_PROBLEM:_ Search the records below for the word "length" and show every line where it occurs.
————
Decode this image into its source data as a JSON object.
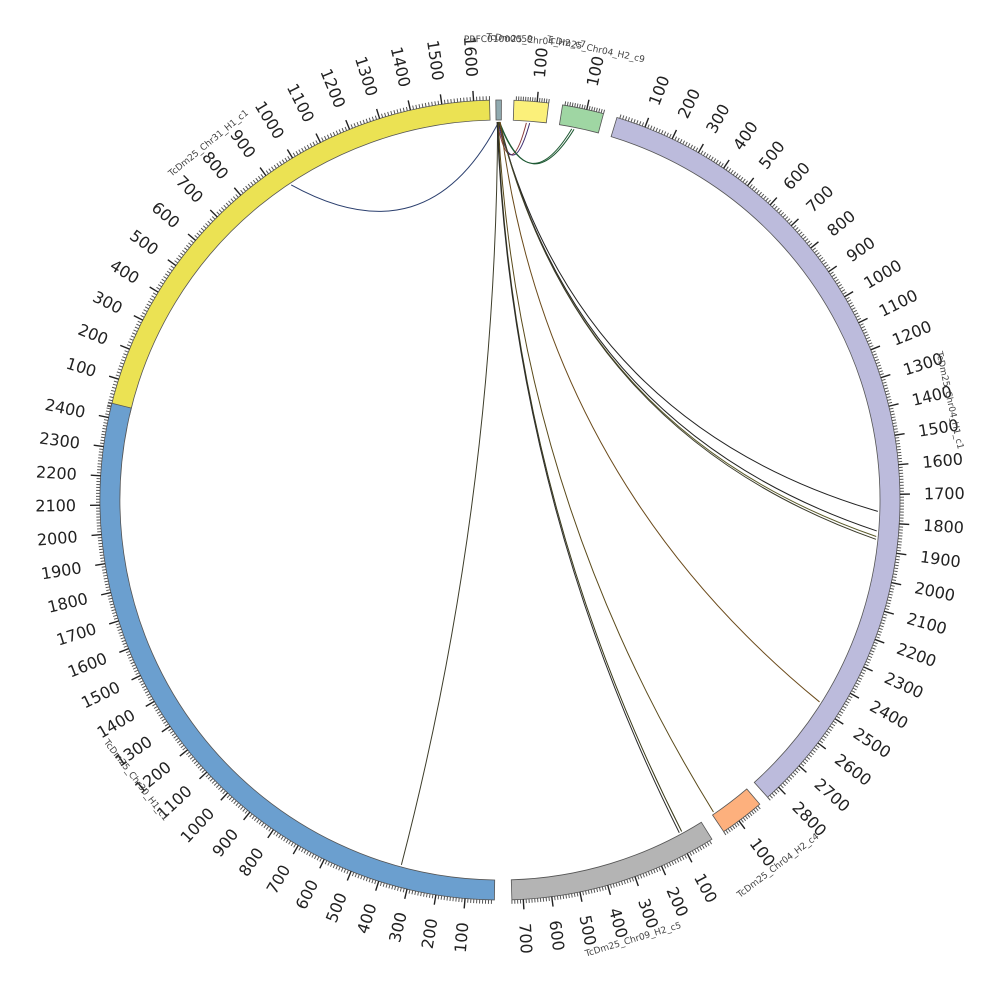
{
  "chromosomes": [
    {
      "name": "TcDm25_Chr31_H1_c1",
      "length": 1650,
      "color": "#ebe253"
    },
    {
      "name": "PRFC01000059",
      "length": 10,
      "color": "#90aab0"
    },
    {
      "name": "TcDm25_Chr04_H2_c7",
      "length": 150,
      "color": "#fbf07a"
    },
    {
      "name": "TcDm25_Chr04_H2_c9",
      "length": 170,
      "color": "#9fd6a3"
    },
    {
      "name": "TcDm25_Chr04_H1_c1",
      "length": 2850,
      "color": "#bcbbdc"
    },
    {
      "name": "TcDm25_Chr04_H2_c4",
      "length": 170,
      "color": "#fdb07d"
    },
    {
      "name": "TcDm25_Chr09_H2_c5",
      "length": 740,
      "color": "#b4b4b4"
    },
    {
      "name": "TcDm25_Chr30_H1_c1",
      "length": 2450,
      "color": "#6b9fcf"
    }
  ],
  "links": [
    {
      "from": "PRFC01000059",
      "from_pos": 5,
      "to": "TcDm25_Chr31_H1_c1",
      "to_pos": 950,
      "color": "#2b3f6e"
    },
    {
      "from": "PRFC01000059",
      "from_pos": 3,
      "to": "TcDm25_Chr30_H1_c1",
      "to_pos": 340,
      "color": "#3d3d2a"
    },
    {
      "from": "PRFC01000059",
      "from_pos": 2,
      "to": "TcDm25_Chr04_H2_c7",
      "to_pos": 60,
      "color": "#8a3b3b"
    },
    {
      "from": "PRFC01000059",
      "from_pos": 4,
      "to": "TcDm25_Chr04_H2_c7",
      "to_pos": 75,
      "color": "#3b2b6e"
    },
    {
      "from": "PRFC01000059",
      "from_pos": 6,
      "to": "TcDm25_Chr04_H2_c9",
      "to_pos": 55,
      "color": "#1f5a34"
    },
    {
      "from": "PRFC01000059",
      "from_pos": 7,
      "to": "TcDm25_Chr04_H2_c9",
      "to_pos": 65,
      "color": "#1f5a34"
    },
    {
      "from": "PRFC01000059",
      "from_pos": 5,
      "to": "TcDm25_Chr04_H1_c1",
      "to_pos": 1760,
      "color": "#222222"
    },
    {
      "from": "PRFC01000059",
      "from_pos": 6,
      "to": "TcDm25_Chr04_H1_c1",
      "to_pos": 1830,
      "color": "#222222"
    },
    {
      "from": "PRFC01000059",
      "from_pos": 6,
      "to": "TcDm25_Chr04_H1_c1",
      "to_pos": 1850,
      "color": "#5a5a2a"
    },
    {
      "from": "PRFC01000059",
      "from_pos": 7,
      "to": "TcDm25_Chr04_H1_c1",
      "to_pos": 1860,
      "color": "#3a3a2a"
    },
    {
      "from": "PRFC01000059",
      "from_pos": 8,
      "to": "TcDm25_Chr04_H1_c1",
      "to_pos": 2480,
      "color": "#6b4a1a"
    },
    {
      "from": "PRFC01000059",
      "from_pos": 4,
      "to": "TcDm25_Chr04_H2_c4",
      "to_pos": 160,
      "color": "#5a4a1a"
    },
    {
      "from": "PRFC01000059",
      "from_pos": 3,
      "to": "TcDm25_Chr09_H2_c5",
      "to_pos": 80,
      "color": "#3a3a1a"
    },
    {
      "from": "PRFC01000059",
      "from_pos": 2,
      "to": "TcDm25_Chr09_H2_c5",
      "to_pos": 90,
      "color": "#2a2a2a"
    }
  ]
}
————
_COMPLETED EXERCISE:_
      "length": 1650,
      "length": 10,
      "length": 150,
      "length": 170,
      "length": 2850,
      "length": 170,
      "length": 740,
      "length": 2450,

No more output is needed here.